▸ Exercise aim
Select every line holding the word "sofern" and copy it.

▸ Stored records
------------------------------------------------
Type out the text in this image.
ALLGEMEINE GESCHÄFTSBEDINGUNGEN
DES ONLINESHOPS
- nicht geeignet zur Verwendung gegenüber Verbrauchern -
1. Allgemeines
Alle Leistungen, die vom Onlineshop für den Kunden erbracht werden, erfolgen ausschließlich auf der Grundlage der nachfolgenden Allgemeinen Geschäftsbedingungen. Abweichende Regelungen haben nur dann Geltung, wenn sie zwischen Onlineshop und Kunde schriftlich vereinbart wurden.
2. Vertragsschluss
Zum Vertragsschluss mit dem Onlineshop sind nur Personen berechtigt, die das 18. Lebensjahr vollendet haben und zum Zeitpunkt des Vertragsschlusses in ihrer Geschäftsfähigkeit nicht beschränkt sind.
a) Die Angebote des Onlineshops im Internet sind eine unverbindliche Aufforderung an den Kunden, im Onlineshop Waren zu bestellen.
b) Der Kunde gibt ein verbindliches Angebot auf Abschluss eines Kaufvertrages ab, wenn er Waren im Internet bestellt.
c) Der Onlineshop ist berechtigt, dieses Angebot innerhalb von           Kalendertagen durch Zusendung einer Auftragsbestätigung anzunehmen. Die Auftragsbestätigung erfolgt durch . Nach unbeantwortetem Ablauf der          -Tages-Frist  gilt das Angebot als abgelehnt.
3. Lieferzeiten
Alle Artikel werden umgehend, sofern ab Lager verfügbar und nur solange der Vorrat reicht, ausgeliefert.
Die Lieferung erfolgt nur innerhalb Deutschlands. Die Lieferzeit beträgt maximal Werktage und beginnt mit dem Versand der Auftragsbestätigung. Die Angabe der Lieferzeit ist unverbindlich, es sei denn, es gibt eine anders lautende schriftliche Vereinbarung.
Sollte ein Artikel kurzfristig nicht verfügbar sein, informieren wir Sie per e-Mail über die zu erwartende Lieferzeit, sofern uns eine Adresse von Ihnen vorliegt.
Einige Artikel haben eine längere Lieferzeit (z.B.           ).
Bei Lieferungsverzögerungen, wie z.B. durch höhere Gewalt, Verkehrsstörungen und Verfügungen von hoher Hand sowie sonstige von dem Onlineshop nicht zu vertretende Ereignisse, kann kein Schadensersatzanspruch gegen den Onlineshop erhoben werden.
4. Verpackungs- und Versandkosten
------------------------------------------------
▸ Solved exercise
Alle Artikel werden umgehend, sofern ab Lager verfügbar und nur solange der Vorrat reicht, ausgeliefert.
Sollte ein Artikel kurzfristig nicht verfügbar sein, informieren wir Sie per e-Mail über die zu erwartende Lieferzeit, sofern uns eine Adresse von Ihnen vorliegt.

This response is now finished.